Task to carry out: Return the count of lines that hold the string "chat", with no other words.

[Saved entries]
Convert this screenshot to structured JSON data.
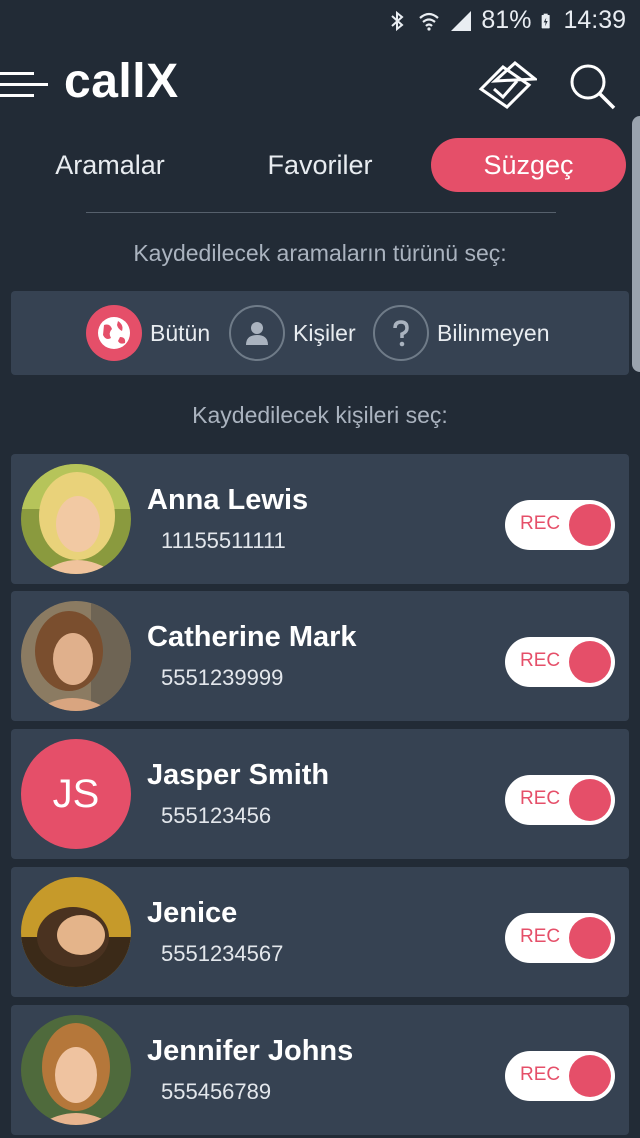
{
  "status_bar": {
    "battery": "81%",
    "time": "14:39"
  },
  "app": {
    "title": "callX"
  },
  "tabs": [
    {
      "label": "Aramalar",
      "active": false
    },
    {
      "label": "Favoriler",
      "active": false
    },
    {
      "label": "Süzgeç",
      "active": true
    }
  ],
  "call_type_section": {
    "heading": "Kaydedilecek aramaların türünü seç:",
    "options": [
      {
        "label": "Bütün",
        "icon": "globe-icon",
        "selected": true
      },
      {
        "label": "Kişiler",
        "icon": "person-icon",
        "selected": false
      },
      {
        "label": "Bilinmeyen",
        "icon": "question-icon",
        "selected": false
      }
    ]
  },
  "contacts_section": {
    "heading": "Kaydedilecek kişileri seç:",
    "contacts": [
      {
        "name": "Anna Lewis",
        "phone": "11155511111",
        "rec_label": "REC",
        "rec_on": true
      },
      {
        "name": "Catherine Mark",
        "phone": "5551239999",
        "rec_label": "REC",
        "rec_on": true
      },
      {
        "name": "Jasper Smith",
        "phone": "555123456",
        "initials": "JS",
        "rec_label": "REC",
        "rec_on": true
      },
      {
        "name": "Jenice",
        "phone": "5551234567",
        "rec_label": "REC",
        "rec_on": true
      },
      {
        "name": "Jennifer Johns",
        "phone": "555456789",
        "rec_label": "REC",
        "rec_on": true
      }
    ]
  },
  "colors": {
    "background": "#222b36",
    "card": "#364252",
    "accent": "#e54f69"
  }
}
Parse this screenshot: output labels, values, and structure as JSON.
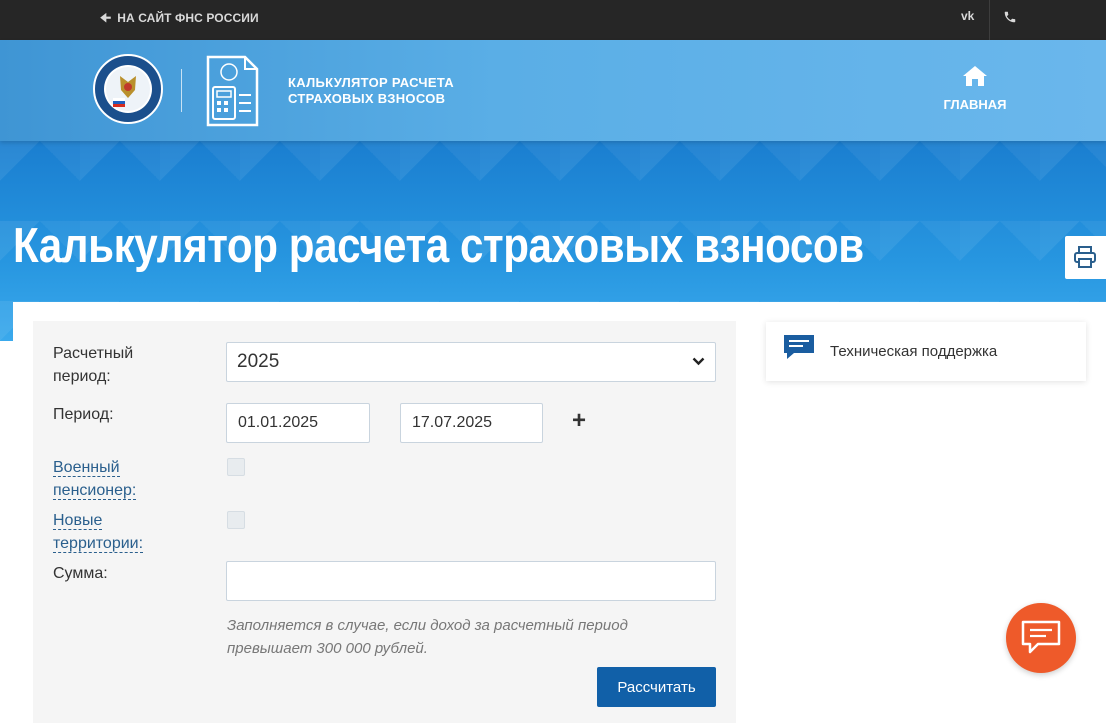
{
  "topbar": {
    "back_link": "НА САЙТ ФНС РОССИИ",
    "vk_label": "vk"
  },
  "header": {
    "site_title_line1": "КАЛЬКУЛЯТОР РАСЧЕТА",
    "site_title_line2": "СТРАХОВЫХ ВЗНОСОВ",
    "home_label": "ГЛАВНАЯ"
  },
  "page": {
    "title": "Калькулятор расчета страховых взносов"
  },
  "form": {
    "period_label_line1": "Расчетный",
    "period_label_line2": "период:",
    "period_value": "2025",
    "range_label": "Период:",
    "date_from": "01.01.2025",
    "date_to": "17.07.2025",
    "add_symbol": "+",
    "military_label_line1": "Военный",
    "military_label_line2": "пенсионер:",
    "territories_label_line1": "Новые",
    "territories_label_line2": "территории:",
    "sum_label": "Сумма:",
    "sum_value": "",
    "hint_line1": "Заполняется в случае, если доход за расчетный период",
    "hint_line2": "превышает 300 000 рублей.",
    "submit_label": "Рассчитать"
  },
  "support": {
    "label": "Техническая поддержка"
  },
  "icons": {
    "back": "arrow-left-icon",
    "vk": "vk-icon",
    "phone": "phone-icon",
    "home": "home-icon",
    "print": "printer-icon",
    "support": "chat-bubble-icon",
    "chat": "chat-icon",
    "dropdown": "chevron-down-icon"
  },
  "colors": {
    "topbar": "#262626",
    "header": "#5aaee6",
    "button": "#1160a8",
    "chat": "#ee5a2a",
    "link": "#2a5f8d"
  }
}
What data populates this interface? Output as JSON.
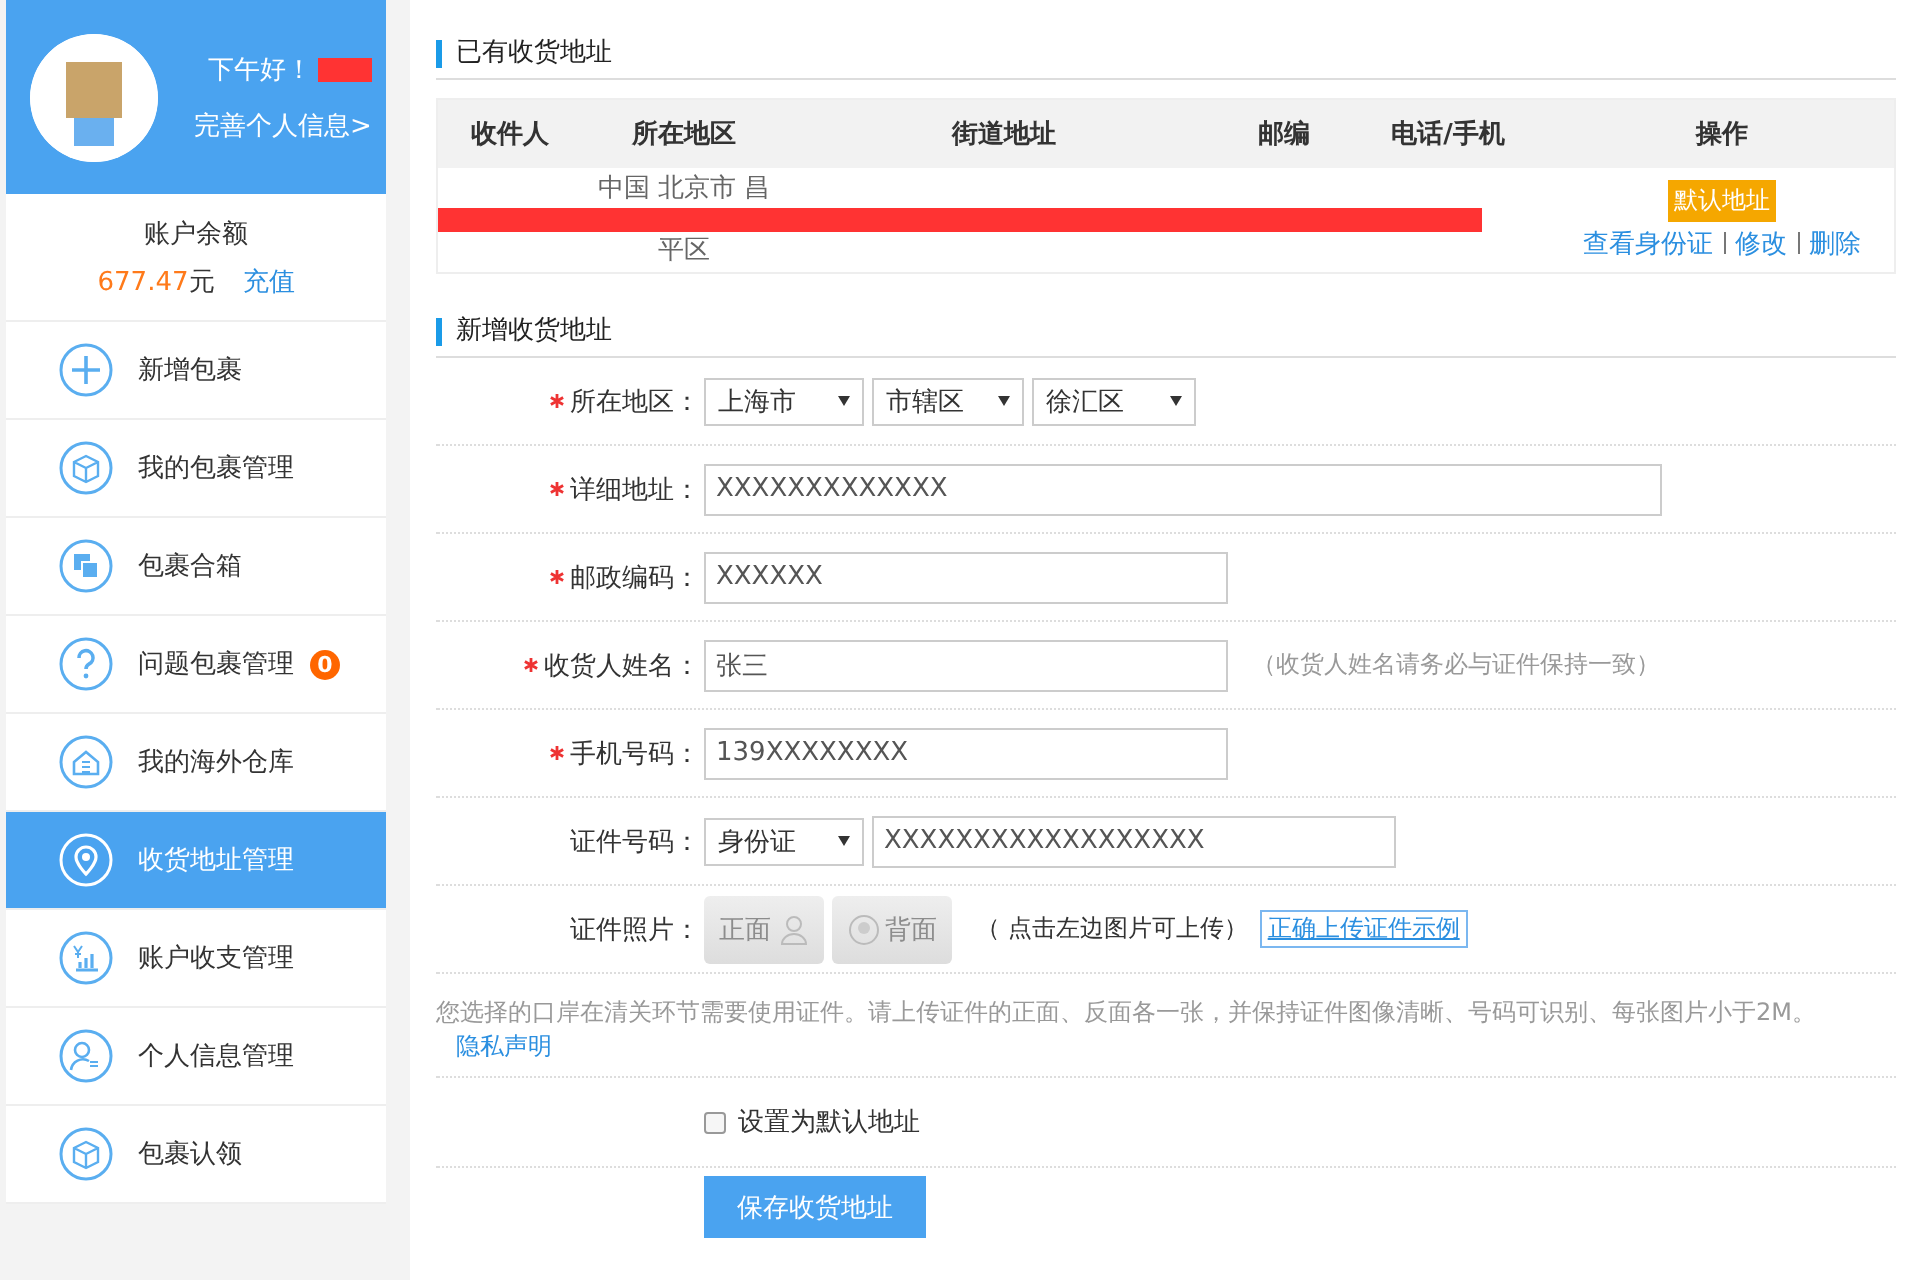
{
  "sidebar": {
    "greeting": "下午好！",
    "profile_link": "完善个人信息>",
    "balance_label": "账户余额",
    "balance_amount": "677.47",
    "balance_unit": "元",
    "recharge": "充值",
    "items": [
      {
        "label": "新增包裹",
        "kind": "plus",
        "selected": false
      },
      {
        "label": "我的包裹管理",
        "kind": "box",
        "selected": false
      },
      {
        "label": "包裹合箱",
        "kind": "merge",
        "selected": false
      },
      {
        "label": "问题包裹管理",
        "kind": "question",
        "badge": "0",
        "selected": false
      },
      {
        "label": "我的海外仓库",
        "kind": "house",
        "selected": false
      },
      {
        "label": "收货地址管理",
        "kind": "pin",
        "selected": true
      },
      {
        "label": "账户收支管理",
        "kind": "chart",
        "selected": false
      },
      {
        "label": "个人信息管理",
        "kind": "person",
        "selected": false
      },
      {
        "label": "包裹认领",
        "kind": "box",
        "selected": false
      }
    ]
  },
  "existing": {
    "title": "已有收货地址",
    "columns": [
      "收件人",
      "所在地区",
      "街道地址",
      "邮编",
      "电话/手机",
      "操作"
    ],
    "rows": [
      {
        "region_lines": [
          "中国 北京市 昌",
          "平区"
        ],
        "is_default": true,
        "default_label": "默认地址",
        "actions": [
          "查看身份证",
          "修改",
          "删除"
        ]
      }
    ]
  },
  "form": {
    "title": "新增收货地址",
    "fields": [
      {
        "kind": "selects",
        "label": "所在地区：",
        "required": true,
        "selects": [
          "上海市",
          "市辖区",
          "徐汇区"
        ]
      },
      {
        "kind": "text",
        "label": "详细地址：",
        "required": true,
        "value": "XXXXXXXXXXXXX",
        "wide": true
      },
      {
        "kind": "text",
        "label": "邮政编码：",
        "required": true,
        "value": "XXXXXX",
        "wide": false
      },
      {
        "kind": "text",
        "label": "收货人姓名：",
        "required": true,
        "value": "张三",
        "wide": false,
        "hint": "（收货人姓名请务必与证件保持一致）"
      },
      {
        "kind": "text",
        "label": "手机号码：",
        "required": true,
        "value": "139XXXXXXXX",
        "wide": false
      },
      {
        "kind": "id",
        "label": "证件号码：",
        "required": false,
        "id_type": "身份证",
        "value": "XXXXXXXXXXXXXXXXXX"
      },
      {
        "kind": "photos",
        "label": "证件照片：",
        "required": false,
        "front": "正面",
        "back": "背面",
        "hint": "（ 点击左边图片可上传）",
        "example_link": "正确上传证件示例"
      }
    ],
    "notice": "您选择的口岸在清关环节需要使用证件。请上传证件的正面、反面各一张，并保持证件图像清晰、号码可识别、每张图片小于2M。",
    "notice_link": "隐私声明",
    "default_checkbox": {
      "label": "设置为默认地址",
      "checked": false
    },
    "submit": "保存收货地址"
  }
}
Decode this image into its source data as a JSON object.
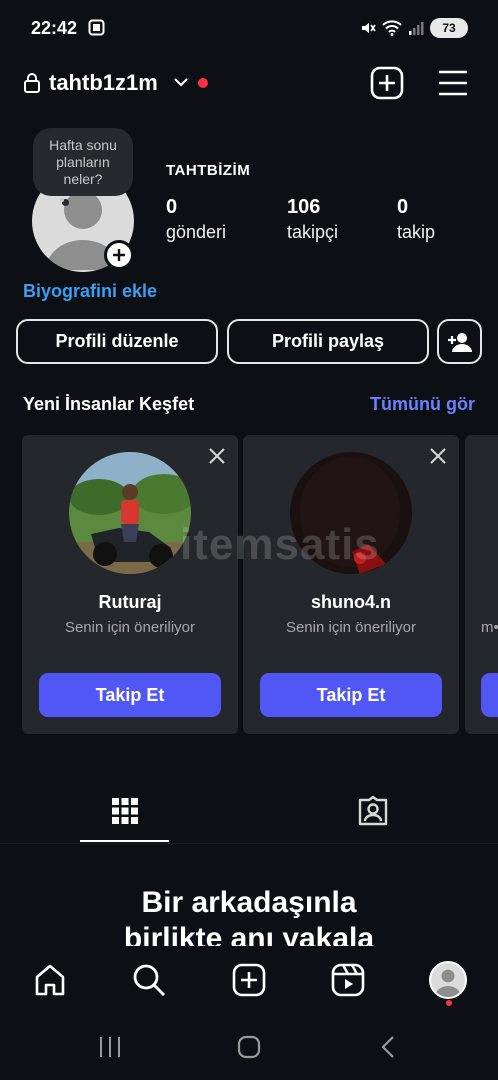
{
  "status": {
    "time": "22:42",
    "battery": "73"
  },
  "header": {
    "username": "tahtb1z1m"
  },
  "profile": {
    "note": "Hafta sonu planların neler?",
    "display_name": "TAHTBİZİM",
    "stats": [
      {
        "value": "0",
        "label": "gönderi"
      },
      {
        "value": "106",
        "label": "takipçi"
      },
      {
        "value": "0",
        "label": "takip"
      }
    ],
    "bio_link": "Biyografini ekle",
    "edit_button": "Profili düzenle",
    "share_button": "Profili paylaş"
  },
  "discover": {
    "title": "Yeni İnsanlar Keşfet",
    "see_all": "Tümünü gör",
    "cards": [
      {
        "name": "Ruturaj",
        "subtitle": "Senin için öneriliyor",
        "button": "Takip Et"
      },
      {
        "name": "shuno4.n",
        "subtitle": "Senin için öneriliyor",
        "button": "Takip Et"
      },
      {
        "subtitle": "m•"
      }
    ],
    "watermark": "itemsatis"
  },
  "empty_state": {
    "title_line1": "Bir arkadaşınla",
    "title_line2": "birlikte anı yakala"
  },
  "colors": {
    "background": "#0c1014",
    "accent": "#5057f5",
    "link": "#3d9df4",
    "see_all": "#6e7ffb",
    "notification": "#ff3040"
  },
  "icons": [
    "lock-icon",
    "chevron-down-icon",
    "create-icon",
    "menu-icon",
    "close-icon",
    "grid-icon",
    "tagged-icon",
    "home-icon",
    "search-icon",
    "add-post-icon",
    "reels-icon"
  ]
}
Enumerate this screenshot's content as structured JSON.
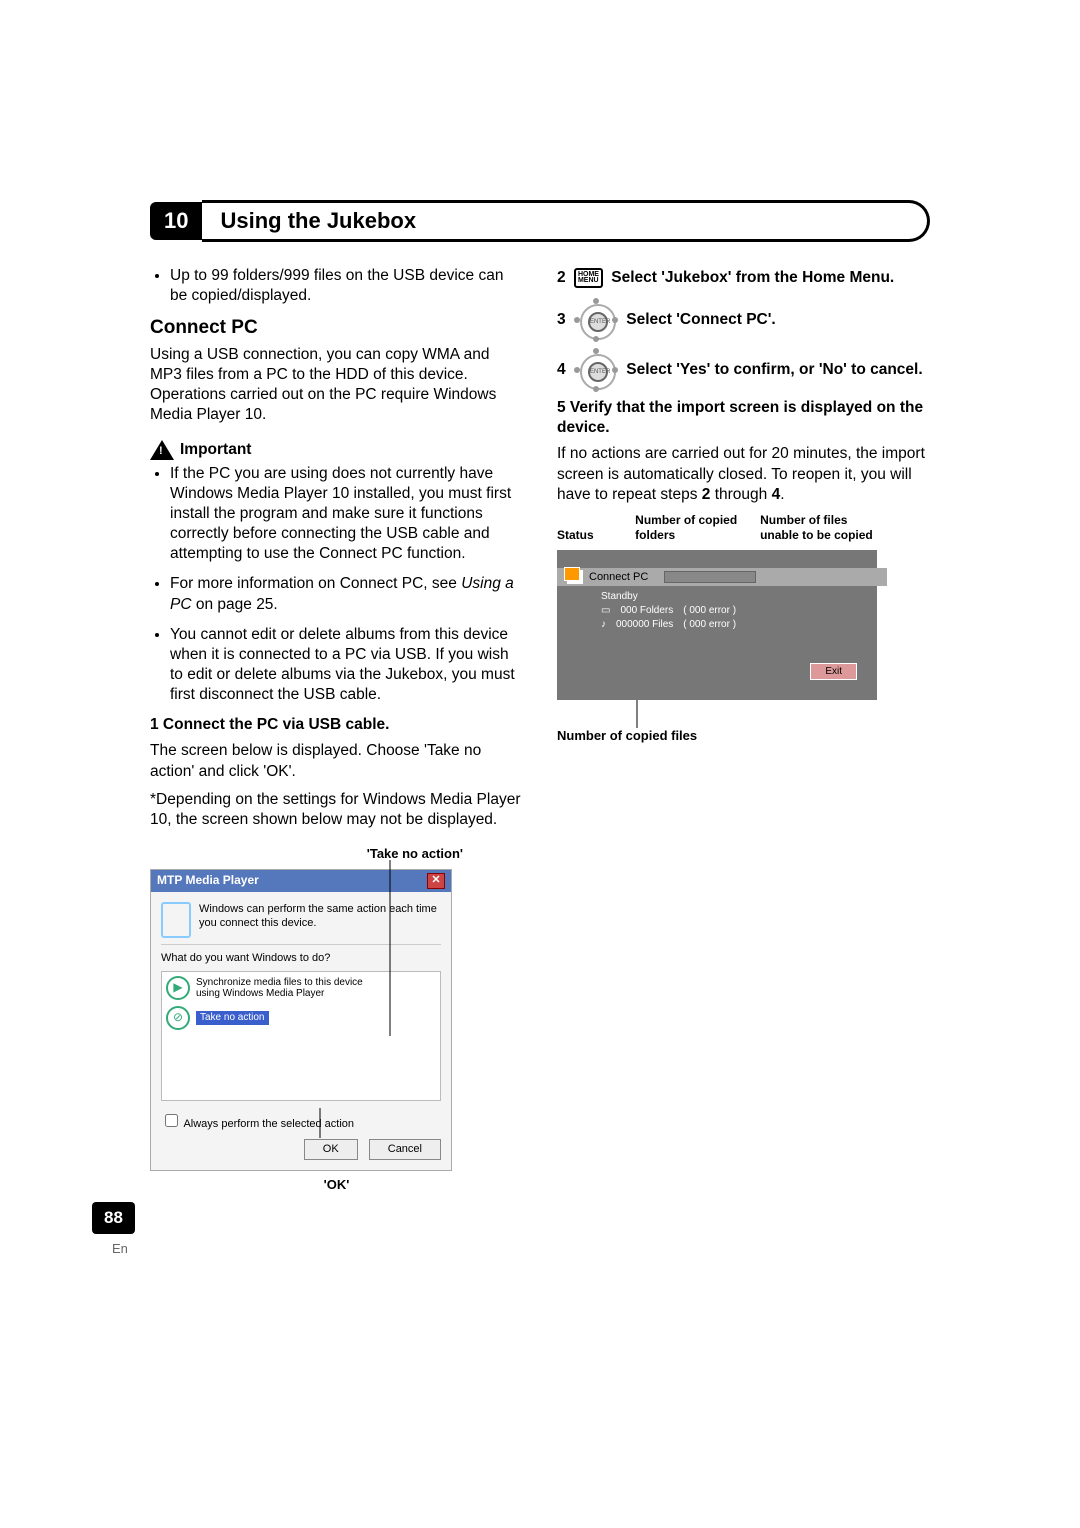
{
  "chapter": {
    "number": "10",
    "title": "Using the Jukebox"
  },
  "leftCol": {
    "copyLimit": "Up to 99 folders/999 files on the USB device can be copied/displayed.",
    "connectPCTitle": "Connect PC",
    "connectPCIntro": "Using a USB connection, you can copy WMA and MP3 files from a PC to the HDD of this device. Operations carried out on the PC require Windows Media Player 10.",
    "importantLabel": "Important",
    "bullets": [
      "If the PC you are using does not currently have Windows Media Player 10 installed, you must first install the program and make sure it functions correctly before connecting the USB cable and attempting to use the Connect PC function.",
      "For more information on Connect PC, see Using a PC on page 25.",
      "You cannot edit or delete albums from this device when it is connected to a PC via USB. If you wish to edit or delete albums via the Jukebox, you must first disconnect the USB cable."
    ],
    "step1Label": "1    Connect the PC via USB cable.",
    "step1Text": "The screen below is displayed. Choose 'Take no action' and click 'OK'.",
    "depNote": "*Depending on the settings for Windows Media Player 10, the screen shown below may not be displayed.",
    "takeNoActionCallout": "'Take no action'",
    "okCallout": "'OK'"
  },
  "dialog": {
    "title": "MTP Media Player",
    "line1": "Windows can perform the same action each time you connect this device.",
    "prompt": "What do you want Windows to do?",
    "opt1a": "Synchronize media files to this device",
    "opt1b": "using Windows Media Player",
    "opt2": "Take no action",
    "chk": "Always perform the selected action",
    "ok": "OK",
    "cancel": "Cancel"
  },
  "rightCol": {
    "step2a": "2",
    "step2b": "Select 'Jukebox' from the Home Menu.",
    "step3a": "3",
    "step3b": "Select 'Connect PC'.",
    "step4a": "4",
    "step4b": "Select 'Yes' to confirm, or 'No' to cancel.",
    "step5": "5    Verify that the import screen is displayed on the device.",
    "step5Text1": "If no actions are carried out for 20 minutes, the import screen is automatically closed. To reopen it, you will have to repeat steps ",
    "step5Bold2": "2",
    "step5Text2": " through ",
    "step5Bold4": "4",
    "step5Text3": ".",
    "hdrStatus": "Status",
    "hdrCopied": "Number of copied folders",
    "hdrUnable": "Number of files unable to be copied",
    "connectPC": "Connect PC",
    "standby": "Standby",
    "foldersLabel": "000 Folders",
    "filesLabel": "000000 Files",
    "errLabel": "( 000  error  )",
    "exit": "Exit",
    "bottomCap": "Number of copied files"
  },
  "homeMenu": {
    "l1": "HOME",
    "l2": "MENU"
  },
  "pageNum": "88",
  "lang": "En"
}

Correct result: 3